## Request
The listing below should be written out exactly; please include all of it.

Extracted records
--------------------------------------------------

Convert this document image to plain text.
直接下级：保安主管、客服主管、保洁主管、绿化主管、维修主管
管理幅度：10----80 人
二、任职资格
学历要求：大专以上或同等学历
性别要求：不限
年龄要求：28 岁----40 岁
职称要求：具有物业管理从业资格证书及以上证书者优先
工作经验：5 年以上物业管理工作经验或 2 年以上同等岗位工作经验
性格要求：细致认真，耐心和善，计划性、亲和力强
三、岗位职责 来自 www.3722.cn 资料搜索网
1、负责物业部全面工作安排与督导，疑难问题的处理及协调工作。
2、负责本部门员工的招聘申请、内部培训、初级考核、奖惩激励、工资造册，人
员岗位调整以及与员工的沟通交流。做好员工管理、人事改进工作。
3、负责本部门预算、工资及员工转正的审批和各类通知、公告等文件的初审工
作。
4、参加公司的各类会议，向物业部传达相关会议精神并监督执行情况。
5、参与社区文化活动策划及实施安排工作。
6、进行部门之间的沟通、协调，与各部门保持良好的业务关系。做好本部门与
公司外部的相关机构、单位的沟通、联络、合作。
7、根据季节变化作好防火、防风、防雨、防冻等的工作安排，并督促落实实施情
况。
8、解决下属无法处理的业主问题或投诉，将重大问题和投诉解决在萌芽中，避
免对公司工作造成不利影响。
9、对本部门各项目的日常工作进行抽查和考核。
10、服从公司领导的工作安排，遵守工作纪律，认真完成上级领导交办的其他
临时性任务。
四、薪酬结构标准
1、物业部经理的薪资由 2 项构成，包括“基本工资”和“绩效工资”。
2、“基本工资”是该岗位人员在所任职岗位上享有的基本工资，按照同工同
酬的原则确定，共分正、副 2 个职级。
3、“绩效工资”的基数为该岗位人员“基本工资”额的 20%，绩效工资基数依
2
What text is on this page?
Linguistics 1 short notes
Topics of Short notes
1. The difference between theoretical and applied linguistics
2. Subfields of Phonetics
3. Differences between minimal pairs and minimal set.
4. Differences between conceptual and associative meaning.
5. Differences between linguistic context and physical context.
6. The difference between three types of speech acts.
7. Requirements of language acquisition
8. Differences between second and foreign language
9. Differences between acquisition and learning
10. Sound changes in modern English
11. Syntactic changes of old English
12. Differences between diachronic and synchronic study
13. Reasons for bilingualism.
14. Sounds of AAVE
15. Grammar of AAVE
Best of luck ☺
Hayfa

--------------------------------------------------

## Task response
Convert this document image to plain text.
直接下级：保安主管、客服主管、保洁主管、绿化主管、维修主管
管理幅度：10----80 人
二、任职资格
学历要求：大专以上或同等学历
性别要求：不限
年龄要求：28 岁----40 岁
职称要求：具有物业管理从业资格证书及以上证书者优先
工作经验：5 年以上物业管理工作经验或 2 年以上同等岗位工作经验
性格要求：细致认真，耐心和善，计划性、亲和力强
三、岗位职责 来自 www.3722.cn 资料搜索网
1、负责物业部全面工作安排与督导，疑难问题的处理及协调工作。
2、负责本部门员工的招聘申请、内部培训、初级考核、奖惩激励、工资造册，人
员岗位调整以及与员工的沟通交流。做好员工管理、人事改进工作。
3、负责本部门预算、工资及员工转正的审批和各类通知、公告等文件的初审工
作。
4、参加公司的各类会议，向物业部传达相关会议精神并监督执行情况。
5、参与社区文化活动策划及实施安排工作。
6、进行部门之间的沟通、协调，与各部门保持良好的业务关系。做好本部门与
公司外部的相关机构、单位的沟通、联络、合作。
7、根据季节变化作好防火、防风、防雨、防冻等的工作安排，并督促落实实施情
况。
8、解决下属无法处理的业主问题或投诉，将重大问题和投诉解决在萌芽中，避
免对公司工作造成不利影响。
9、对本部门各项目的日常工作进行抽查和考核。
10、服从公司领导的工作安排，遵守工作纪律，认真完成上级领导交办的其他
临时性任务。
四、薪酬结构标准
1、物业部经理的薪资由 2 项构成，包括“基本工资”和“绩效工资”。
2、“基本工资”是该岗位人员在所任职岗位上享有的基本工资，按照同工同
酬的原则确定，共分正、副 2 个职级。
3、“绩效工资”的基数为该岗位人员“基本工资”额的 20%，绩效工资基数依
2
What text is on this page?
Linguistics 1 short notes
Topics of Short notes
1. The difference between theoretical and applied linguistics
2. Subfields of Phonetics
3. Differences between minimal pairs and minimal set.
4. Differences between conceptual and associative meaning.
5. Differences between linguistic context and physical context.
6. The difference between three types of speech acts.
7. Requirements of language acquisition
8. Differences between second and foreign language
9. Differences between acquisition and learning
10. Sound changes in modern English
11. Syntactic changes of old English
12. Differences between diachronic and synchronic study
13. Reasons for bilingualism.
14. Sounds of AAVE
15. Grammar of AAVE
Best of luck ☺
Hayfa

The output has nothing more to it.